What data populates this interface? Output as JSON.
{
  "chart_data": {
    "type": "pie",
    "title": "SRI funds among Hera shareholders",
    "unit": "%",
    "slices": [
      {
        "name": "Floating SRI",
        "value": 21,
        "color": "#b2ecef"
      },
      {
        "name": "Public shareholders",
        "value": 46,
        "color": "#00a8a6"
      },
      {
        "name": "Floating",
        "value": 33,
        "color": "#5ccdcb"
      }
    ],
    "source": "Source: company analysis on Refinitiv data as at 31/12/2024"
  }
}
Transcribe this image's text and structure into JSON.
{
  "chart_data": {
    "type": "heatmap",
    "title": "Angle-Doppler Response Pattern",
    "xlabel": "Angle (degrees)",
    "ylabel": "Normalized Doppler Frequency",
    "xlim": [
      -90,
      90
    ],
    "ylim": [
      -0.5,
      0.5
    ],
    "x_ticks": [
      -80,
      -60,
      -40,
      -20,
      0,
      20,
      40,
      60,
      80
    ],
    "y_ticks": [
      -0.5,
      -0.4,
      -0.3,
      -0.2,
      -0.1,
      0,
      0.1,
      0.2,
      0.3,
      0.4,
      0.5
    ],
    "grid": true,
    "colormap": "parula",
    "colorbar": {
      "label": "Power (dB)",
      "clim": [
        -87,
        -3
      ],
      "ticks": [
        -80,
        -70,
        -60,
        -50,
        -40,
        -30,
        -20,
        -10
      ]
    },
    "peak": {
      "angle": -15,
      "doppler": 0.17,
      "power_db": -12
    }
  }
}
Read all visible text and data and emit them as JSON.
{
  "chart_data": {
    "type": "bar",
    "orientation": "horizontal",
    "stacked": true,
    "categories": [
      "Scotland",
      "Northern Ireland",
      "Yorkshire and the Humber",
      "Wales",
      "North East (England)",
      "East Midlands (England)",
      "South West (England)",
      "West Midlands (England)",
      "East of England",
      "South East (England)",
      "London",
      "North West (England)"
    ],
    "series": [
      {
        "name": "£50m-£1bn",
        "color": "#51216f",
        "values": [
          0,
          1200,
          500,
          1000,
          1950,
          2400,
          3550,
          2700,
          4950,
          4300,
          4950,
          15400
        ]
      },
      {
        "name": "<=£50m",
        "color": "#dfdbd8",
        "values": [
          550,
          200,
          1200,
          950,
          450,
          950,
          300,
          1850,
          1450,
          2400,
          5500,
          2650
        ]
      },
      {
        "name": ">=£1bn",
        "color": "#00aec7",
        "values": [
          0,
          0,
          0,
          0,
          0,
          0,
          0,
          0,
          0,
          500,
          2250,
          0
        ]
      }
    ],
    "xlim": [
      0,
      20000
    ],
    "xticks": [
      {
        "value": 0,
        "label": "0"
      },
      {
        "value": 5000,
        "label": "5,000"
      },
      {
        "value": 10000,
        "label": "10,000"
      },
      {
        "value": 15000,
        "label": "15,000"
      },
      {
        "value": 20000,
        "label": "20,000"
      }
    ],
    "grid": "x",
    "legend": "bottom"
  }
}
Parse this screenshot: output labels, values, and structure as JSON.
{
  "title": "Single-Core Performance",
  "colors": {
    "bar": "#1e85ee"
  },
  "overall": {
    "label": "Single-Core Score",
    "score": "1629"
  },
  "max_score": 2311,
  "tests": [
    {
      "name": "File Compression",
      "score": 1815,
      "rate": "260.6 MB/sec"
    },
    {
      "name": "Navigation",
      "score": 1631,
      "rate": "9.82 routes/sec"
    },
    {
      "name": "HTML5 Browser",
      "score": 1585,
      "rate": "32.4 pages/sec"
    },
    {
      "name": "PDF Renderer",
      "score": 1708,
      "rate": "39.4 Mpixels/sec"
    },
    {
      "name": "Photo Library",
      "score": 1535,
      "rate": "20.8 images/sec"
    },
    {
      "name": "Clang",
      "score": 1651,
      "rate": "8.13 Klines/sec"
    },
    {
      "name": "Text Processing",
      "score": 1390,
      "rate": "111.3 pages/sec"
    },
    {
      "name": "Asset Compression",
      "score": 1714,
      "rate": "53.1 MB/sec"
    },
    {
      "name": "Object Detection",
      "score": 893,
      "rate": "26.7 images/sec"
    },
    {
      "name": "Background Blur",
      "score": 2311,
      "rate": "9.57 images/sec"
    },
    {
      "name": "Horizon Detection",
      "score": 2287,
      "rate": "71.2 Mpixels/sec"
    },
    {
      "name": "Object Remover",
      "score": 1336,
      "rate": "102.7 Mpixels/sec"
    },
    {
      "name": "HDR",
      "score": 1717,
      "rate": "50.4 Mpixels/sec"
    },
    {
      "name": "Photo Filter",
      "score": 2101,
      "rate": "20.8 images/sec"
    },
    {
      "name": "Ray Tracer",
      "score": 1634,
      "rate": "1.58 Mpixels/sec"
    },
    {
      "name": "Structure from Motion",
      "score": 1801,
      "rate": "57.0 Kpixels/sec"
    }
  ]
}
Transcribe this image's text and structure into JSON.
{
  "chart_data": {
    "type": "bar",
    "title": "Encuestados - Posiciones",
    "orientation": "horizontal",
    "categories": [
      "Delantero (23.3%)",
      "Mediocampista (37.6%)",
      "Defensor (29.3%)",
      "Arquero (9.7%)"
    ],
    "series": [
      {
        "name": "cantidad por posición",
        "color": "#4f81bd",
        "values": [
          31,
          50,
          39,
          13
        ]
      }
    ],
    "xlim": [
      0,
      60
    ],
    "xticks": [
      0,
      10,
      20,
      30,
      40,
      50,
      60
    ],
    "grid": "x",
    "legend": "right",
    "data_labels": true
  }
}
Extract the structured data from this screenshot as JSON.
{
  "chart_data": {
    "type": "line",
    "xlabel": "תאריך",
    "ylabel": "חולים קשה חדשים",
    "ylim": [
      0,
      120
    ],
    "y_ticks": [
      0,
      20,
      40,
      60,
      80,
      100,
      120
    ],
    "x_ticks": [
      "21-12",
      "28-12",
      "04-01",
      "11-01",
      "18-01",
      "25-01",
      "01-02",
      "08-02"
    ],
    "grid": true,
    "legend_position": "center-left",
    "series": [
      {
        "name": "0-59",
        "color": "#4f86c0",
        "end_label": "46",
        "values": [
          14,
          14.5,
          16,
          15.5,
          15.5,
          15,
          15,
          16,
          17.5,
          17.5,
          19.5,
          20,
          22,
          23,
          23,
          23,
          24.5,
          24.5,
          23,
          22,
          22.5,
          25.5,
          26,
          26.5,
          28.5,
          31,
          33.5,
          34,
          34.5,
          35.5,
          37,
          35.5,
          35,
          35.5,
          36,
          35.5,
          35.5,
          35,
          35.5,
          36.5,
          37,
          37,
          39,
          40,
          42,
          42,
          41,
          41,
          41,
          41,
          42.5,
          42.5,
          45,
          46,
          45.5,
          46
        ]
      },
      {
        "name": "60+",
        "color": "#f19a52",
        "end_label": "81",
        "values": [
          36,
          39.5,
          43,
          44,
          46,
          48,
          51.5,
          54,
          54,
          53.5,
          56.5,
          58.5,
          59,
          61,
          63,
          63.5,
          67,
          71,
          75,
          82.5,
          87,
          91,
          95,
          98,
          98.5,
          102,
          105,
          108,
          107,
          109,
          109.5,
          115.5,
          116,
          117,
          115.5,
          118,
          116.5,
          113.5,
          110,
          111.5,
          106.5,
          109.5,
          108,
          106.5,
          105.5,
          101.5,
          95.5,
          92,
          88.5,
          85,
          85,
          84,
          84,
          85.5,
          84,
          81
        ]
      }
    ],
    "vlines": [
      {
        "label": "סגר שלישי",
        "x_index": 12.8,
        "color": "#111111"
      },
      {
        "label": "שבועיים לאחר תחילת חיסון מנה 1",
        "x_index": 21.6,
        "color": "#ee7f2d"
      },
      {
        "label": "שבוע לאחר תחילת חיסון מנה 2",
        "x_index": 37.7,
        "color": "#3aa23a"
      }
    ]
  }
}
=-=-=-=-=
(Work required):
Scan the material above. Extract every line in which the word "תחילת" occurs.

(Task answer):
        "label": "שבועיים לאחר תחילת חיסון מנה 1",
        "label": "שבוע לאחר תחילת חיסון מנה 2",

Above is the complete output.